Page excerpt.
<<<<

Winter weather threatens London’s leakage targets

The prospect of a colder than average winter has fuelled Thames Water's research into understanding the effects of cold water on its water distribution network in south-east England. Andrew Boyd of RWE Thames Water reports on the range of strategies under consideration.

The UK’s Met Office has warned of the coldest winter for 10 years, and in a bid to accommodate forward planning, has sent an ‘amber alert’ to the government, fuel firms, businesses and the health sector.

In order to avoid a repeat of the last cold snap in February 2005, Thames Water is putting staff on standby to deal with the leaking pipes fractured by plunging temperatures. The company was criticised for missing leakage targets it was on course to meet when temperatures dropped harshly, leading to a sharp surge in burst pipes and a rise in leakage.

“Cold weather is a real headache for us, particularly in London,” says David Dangerfield, Thames Water’s operations manager. “Temperature fluctuations cause the capital’s clay soils to shift, inevitably fracturing our water mains.

“We’re determined to bring leakage rates down, so we will have extra gangs available during the cold spell to fix leaks as soon as possible, wherever they occur in our 32,000km network,” he added.

A percentage of water is lost in transit from treatment pipes to consumers in most water distribution systems and leakage is the primary cause. However, for Thames Water leakage is exacerbated by an ageing pipe network – half the pipes are over 100 years old and a third are over 150 years old – buried deep below modern-day London.

The company’s scientists are carrying out research to better understand the causes of such a temperature-inflicted rise in leakage and how it can be pre-empted, looking at the parallels between the cold weather and burst pipes. Recently, researchers have turned their attention to the issue of water temperature in order to understand the effect it has on leakage.

The amount of water needed to supply Thames Water customers follows a complex but predictable pattern throughout the year. The company has developed models that use a five-day weather forecast – the longest predictions for air temperature currently available – to predict water demand throughout summer and winter. However, during extreme weather conditions, other inter-relationships must be taken into account; as temperatures fall, there comes a point when the correlation between temperature and leakage breaks down.

Mark Simister, leakage strategy manager at Thames Water, says, “We obviously expect that winter weather will lead to an increase in leakage and can quantify the difference made by ‘normal’ winter temperatures. But we are working hard to better understand the changes brought about by more extreme conditions, such as those we saw in February 2005.

“Up to that point, the weather had been getting gradually colder. There was no rapid fall in temperature from one day to the next, but we suddenly reached a point where leakage rose dramatically.

“In the space of about two weeks, the leakage rate grew by over 13%. Until this point, we had been making good progress on tackling leakage and were on course to meet our target for the year. But the sudden increase meant we narrowly missed it,” Simister explains.

>>>>

Write the next part of the article on winter weather and Thames Water's leakage targets, starting right after Mark Simister's remark that the sudden increase meant the company narrowly missed its target.

Data entries.
<<<<

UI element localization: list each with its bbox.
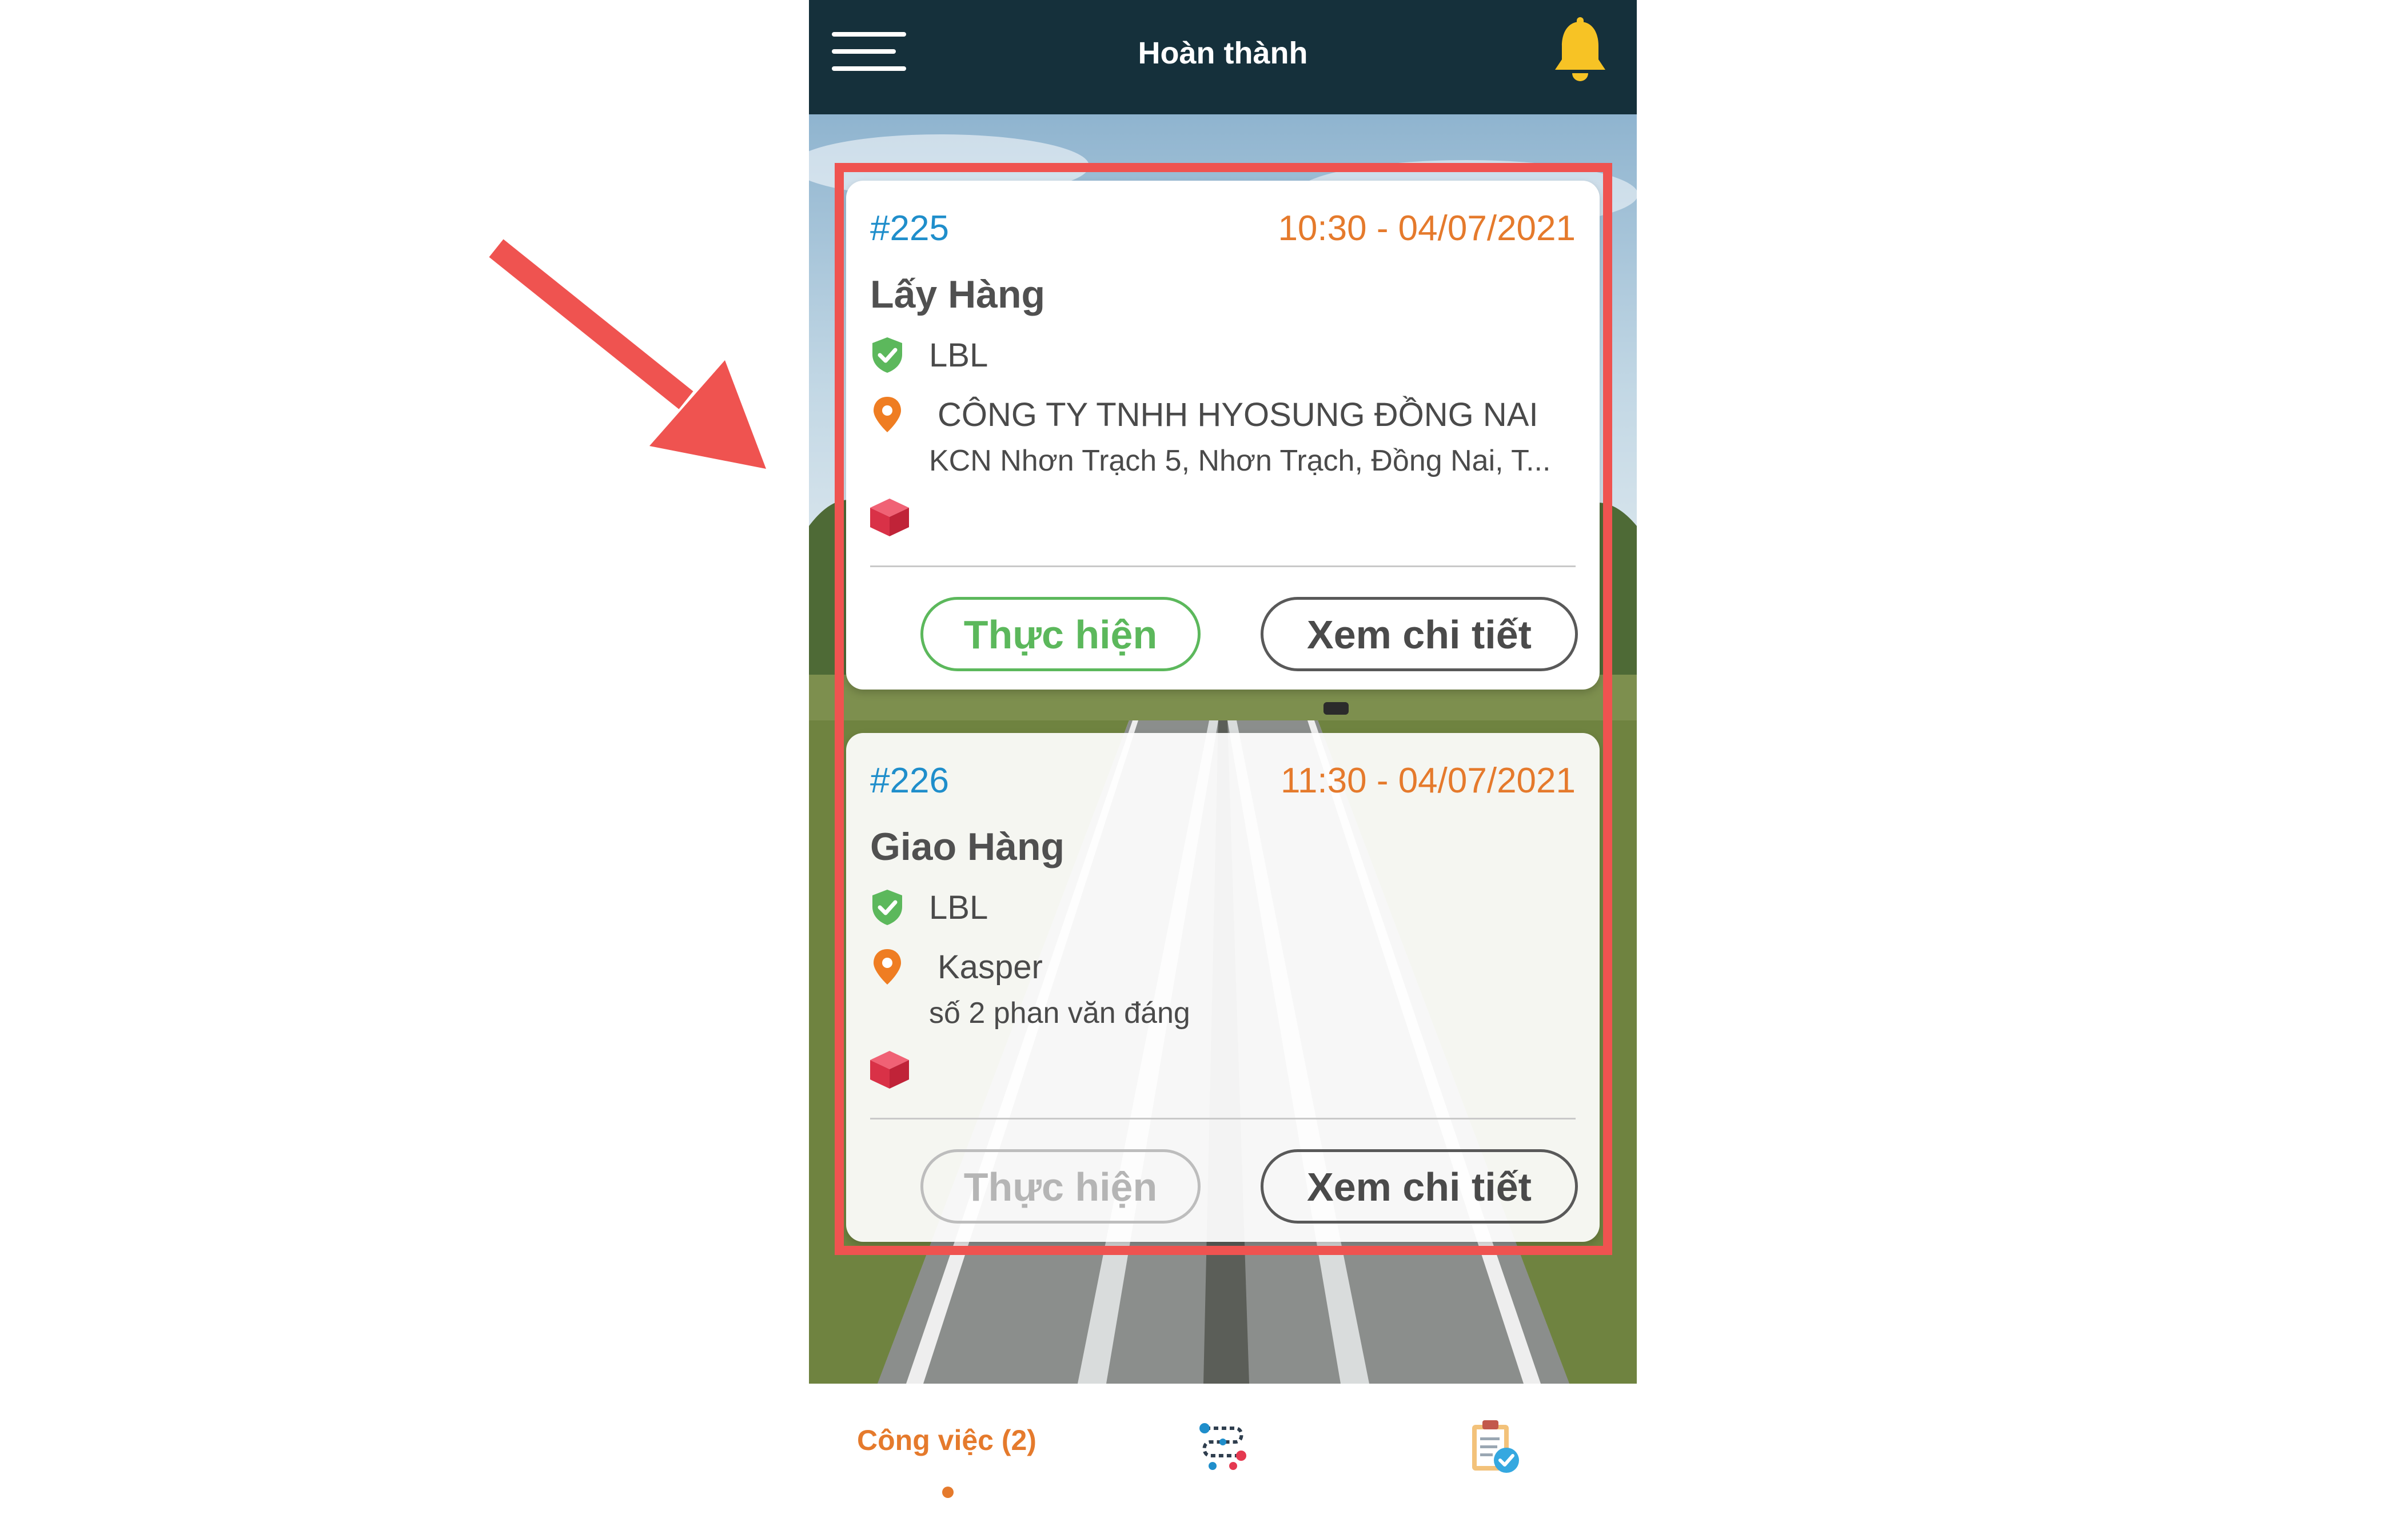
page-title: Hoàn thành	[1138, 36, 1308, 70]
annotation-arrow	[489, 239, 766, 469]
clipboard-check-icon[interactable]	[1466, 1417, 1524, 1476]
bell-icon[interactable]	[1550, 17, 1610, 85]
route-icon[interactable]	[1195, 1419, 1250, 1474]
nav-tab-jobs-label: Công việc (2)	[857, 1424, 1036, 1456]
nav-tab-jobs[interactable]: Công việc (2)	[809, 1384, 1085, 1514]
app-header: Hoàn thành	[809, 0, 1637, 114]
active-tab-indicator	[942, 1487, 954, 1498]
bottom-navigation: Công việc (2)	[809, 1384, 1637, 1514]
highlight-box	[835, 163, 1612, 1255]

>>>>

Result of the exercise.
Thames’ overall leakage for the financial year 2004-05 was 915ML per day, across the whole region, against a target for the year of 905ML. In other words, Thames Water missed it by 10ML. However, Thames Water achieved the target set in the Thames Valley area outside London; here, the target was 115ML per day and 112ML was achieved. The overall target set for 2005-06 is 860ML per day.

The challenge for Thames Water scientists is to try to mitigate extreme weather conditions when they happen. Thames Water research and development director Tony Rachwal points out that, “The role played by water temperatures is very complicated and one that is little understood across the water industry.

“It might be tempting to think that, during the coldest weather, the metal pipes simply shrink and burst, but this is a over-simplistic approach to a much more complex system. At present, the five-day weather forecasts we monitor allow us to plan ahead to some extent and to increase the amount of water put into supply to match an expected rise in leakage.”

Rachwal continues, “Ideally, however, we need to be able to predict exactly when the problem is likely to start. In other words, we need to know why the normal ‘seasonal’ leakage we expect to see in winter suddenly rises.

“One obvious solution would be to heat the water, but the amount we supply to London on a typical day is huge. Water has massive ‘specific heat capacity’ and that means that the amount of power needed would be enormous.”

The Thames Water team has looked at whether a reservoir of warm summer water could be stored for use in the coldest weather. Evidence suggests there could be a beneficial effect during a short, extreme cold snap if a deep-water reservoir was used in this way.

However, current conditions of low rainfall compromise the benefits that could be outweighed by the effective loss of water storage as reservoirs are filled quickly to cater for 11 consecutive months of below-average rainfall. Further ideas concentrate on using warmer water from different depths in a reservoir employing stratification whereby water separates into layers at different temperatures.

While stratification occurs easily in the summer, during the winter, the wind circulates reservoirs enough so that that stratification only happens once the ice has formed on the surface. Under such conditions, water at the bottom of a reservoir, although very cold, is typically a degree or so warmer than that at the top.

Using this water for supply purposes could help reduce the maximum number of burst pipes that occur during the coldest weather. The team are also looking to take advantage of the fact that stratification may begin to take place when temperatures rise at the end of the winter, which could mean that the warmer water is instead found at the top of reservoirs.

A further approach being explored by the scientists looks at the possibility of using more groundwater, as its temperature is typically higher than the water taken from rivers. Tony Rachwal says, “A lot depends on the ambient temperature but surface water is typically from 4 to 7°C during a cold winter while water taken from wells is usually around 10°C.

“We have looked at taking winter supplies from our unique underground ‘droughtbuster’ in north London, where we can store surplus treated water in a natural aquifer and pump it out when we need it. The problem with this is that, while it is stored in the aquifer, the water loses some of the air dissolved in it.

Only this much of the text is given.